▸ **Records for this task**
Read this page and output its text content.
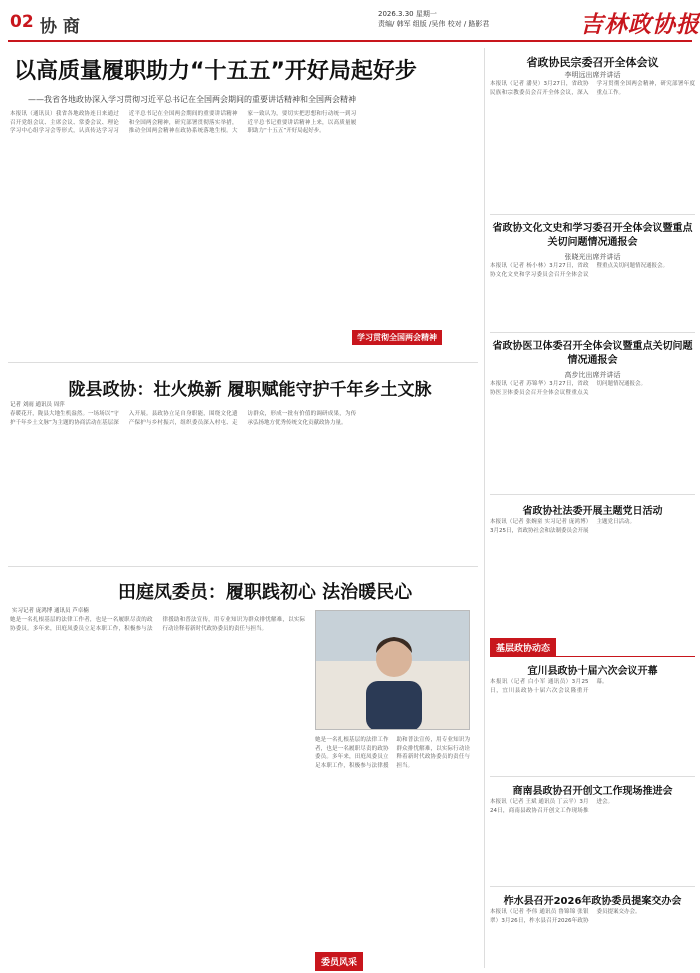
02 协 商
2026.3.30 星期一
责编/ 韩军 组版 /吴伟 校对 / 路影君	吉林政协报
以高质量履职助力“十五五”开好局起好步
——我省各地政协深入学习贯彻习近平总书记在全国两会期间的重要讲话精神和全国两会精神
本报讯（通讯员）我省各地政协连日来通过召开党组会议、主席会议、常委会议、理论学习中心组学习会等形式，认真传达学习习近平总书记在全国两会期间的重要讲话精神和全国两会精神，研究部署贯彻落实举措，推动全国两会精神在政协系统落地生根。大家一致认为，要切实把思想和行动统一到习近平总书记重要讲话精神上来，以高质量履职助力“十五五”开好局起好步。
学习贯彻全国两会精神
陇县政协：壮火焕新 履职赋能守护千年乡土文脉
记者 刘雨 通讯员 周萍
春暖花开，陇县大地生机盎然。一场场以“守护千年乡土文脉”为主题的协商活动在基层深入开展。县政协立足自身职能，围绕文化遗产保护与乡村振兴，组织委员深入村屯、走访群众，形成一批有价值的调研成果，为传承弘扬地方优秀传统文化贡献政协力量。
田庭凤委员：履职践初心 法治暖民心
实习记者 庞鸿博 通讯员 芦卓楠
她是一名扎根基层的法律工作者，也是一名履职尽责的政协委员。多年来，田庭凤委员立足本职工作，积极参与法律援助和普法宣传，用专业知识为群众排忧解难，以实际行动诠释着新时代政协委员的责任与担当。
她是一名扎根基层的法律工作者，也是一名履职尽责的政协委员。多年来，田庭凤委员立足本职工作，积极参与法律援助和普法宣传，用专业知识为群众排忧解难，以实际行动诠释着新时代政协委员的责任与担当。
省政协民宗委召开全体会议
李明远出席并讲话
本报讯（记者 潘昊）3月27日，省政协民族和宗教委员会召开全体会议，深入学习贯彻全国两会精神，研究部署年度重点工作。
省政协文化文史和学习委召开全体会议暨重点关切问题情况通报会
张晓光出席并讲话
本报讯（记者 杨小林）3月27日，省政协文化文史和学习委员会召开全体会议暨重点关切问题情况通报会。
省政协医卫体委召开全体会议暨重点关切问题情况通报会
高步比出席并讲话
本报讯（记者 苏锦华）3月27日，省政协医卫体委员会召开全体会议暨重点关切问题情况通报会。
省政协社法委开展主题党日活动
本报讯（记者 张婉童 实习记者 庞鸿博）3月25日，省政协社会和法制委员会开展主题党日活动。
基层政协动态
宜川县政协十届六次会议开幕
本报讯（记者 白小军 通讯员）3月25日，宜川县政协十届六次会议隆重开幕。
商南县政协召开创文工作现场推进会
本报讯（记者 王斌 通讯员 丁云平）3月24日，商南县政协召开创文工作现场推进会。
柞水县召开2026年政协委员提案交办会
本报讯（记者 李伟 通讯员 鲁锦锦 张银翠）3月26日，柞水县召开2026年政协委员提案交办会。
委员风采
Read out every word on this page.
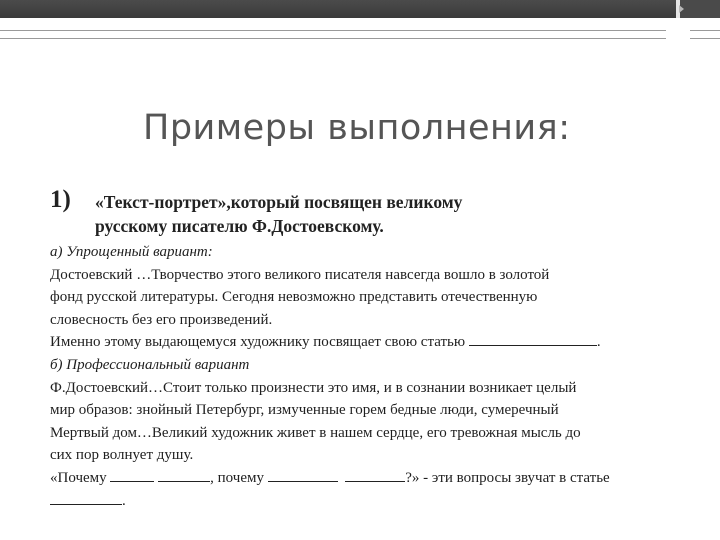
Примеры выполнения:
1) «Текст-портрет»,который посвящен великому
русскому писателю Ф.Достоевскому.
а) Упрощенный вариант:
Достоевский …Творчество этого великого писателя навсегда вошло в золотой
фонд русской литературы. Сегодня невозможно представить отечественную
словесность без его произведений.
Именно этому выдающемуся художнику посвящает свою статью	.
б) Профессиональный вариант
Ф.Достоевский…Стоит только произнести это имя, и в сознании возникает целый
мир образов: знойный Петербург, измученные горем бедные люди, сумеречный
Мертвый дом…Великий художник живет в нашем сердце, его тревожная мысль до
сих пор волнует душу.
«Почему	, почему	?» - эти вопросы звучат в статье
.
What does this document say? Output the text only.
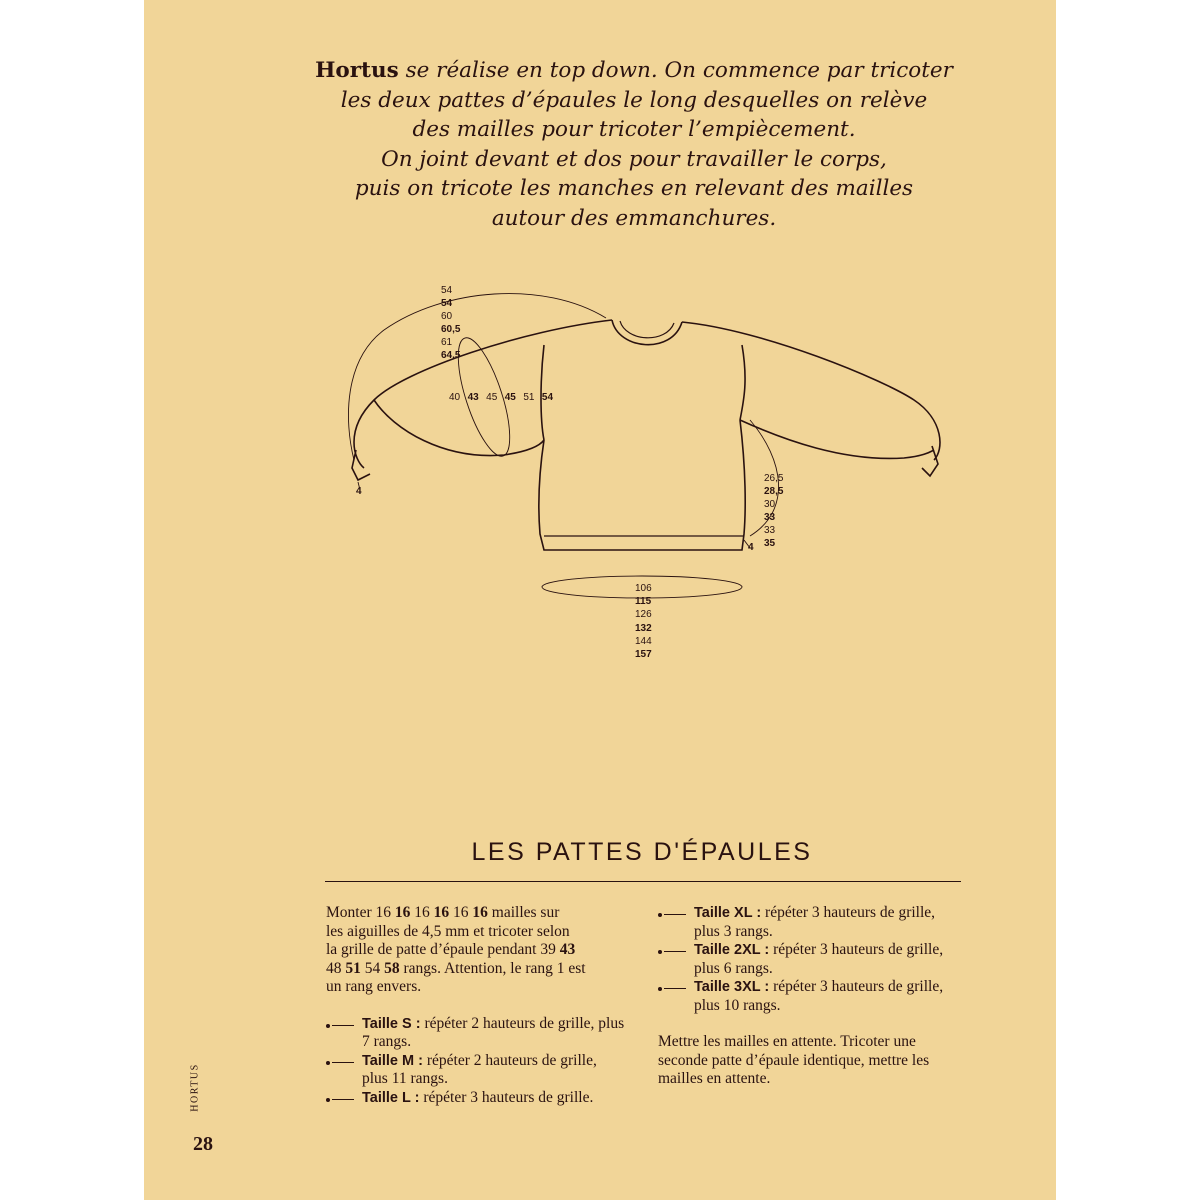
Hortus se réalise en top down. On commence par tricoter
les deux pattes d’épaules le long desquelles on relève
des mailles pour tricoter l’empiècement.
On joint devant et dos pour travailler le corps,
puis on tricote les manches en relevant des mailles
autour des emmanchures.
54
54
60
60,5
61
64,5
40 43 45 45 51 54
4
26,5
28,5
30
33
33
35
4
106
115
126
132
144
157
LES PATTES D'ÉPAULES

Monter 16 16 16 16 16 16 mailles sur
les aiguilles de 4,5 mm et tricoter selon
la grille de patte d’épaule pendant 39 43
48 51 54 58 rangs. Attention, le rang 1 est
un rang envers.

Taille S : répéter 2 hauteurs de grille, plus 7 rangs.
Taille M : répéter 2 hauteurs de grille, plus 11 rangs.
Taille L : répéter 3 hauteurs de grille.
Taille XL : répéter 3 hauteurs de grille, plus 3 rangs.
Taille 2XL : répéter 3 hauteurs de grille, plus 6 rangs.
Taille 3XL : répéter 3 hauteurs de grille, plus 10 rangs.

Mettre les mailles en attente. Tricoter une seconde patte d’épaule identique, mettre les mailles en attente.

HORTUS
28
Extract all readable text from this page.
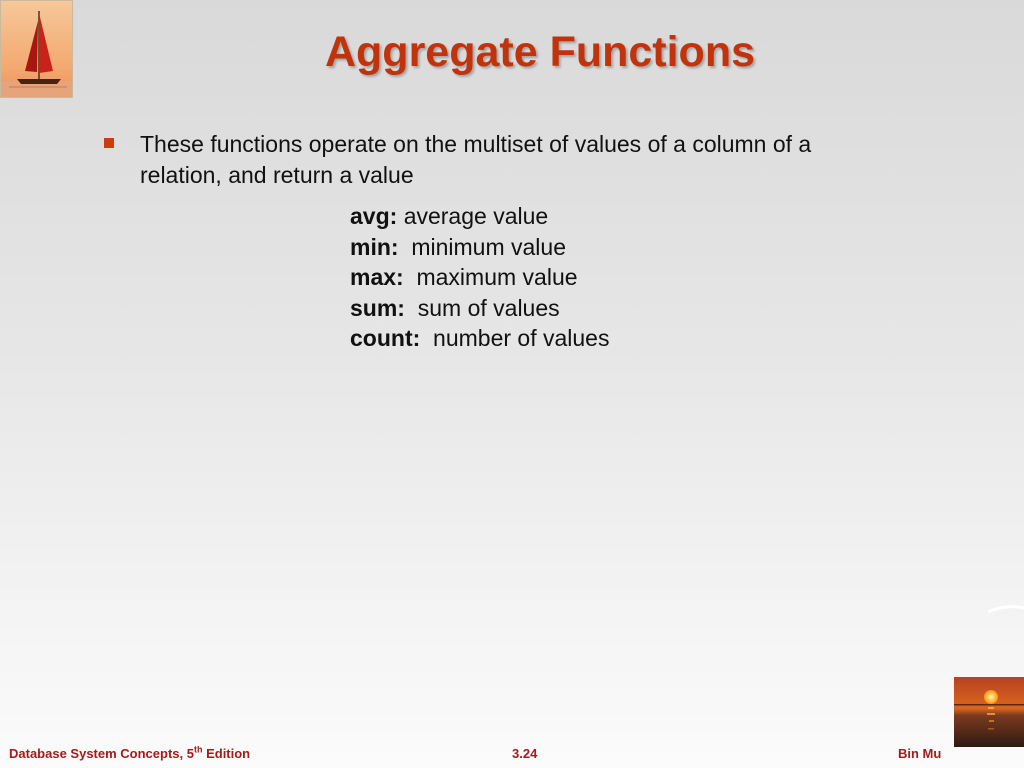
Aggregate Functions
These functions operate on the multiset of values of a column of a relation, and return a value
avg: average value
min: minimum value
max: maximum value
sum: sum of values
count: number of values
Database System Concepts, 5th Edition	3.24	Bin Mu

▸ **Requirements**
Which lines hold the word "text"? Return all of them from the records above.

▸ **Response to this task**
Read this page and output its text content.
What does this document say? Output the text only.
Extract all readable text from this page.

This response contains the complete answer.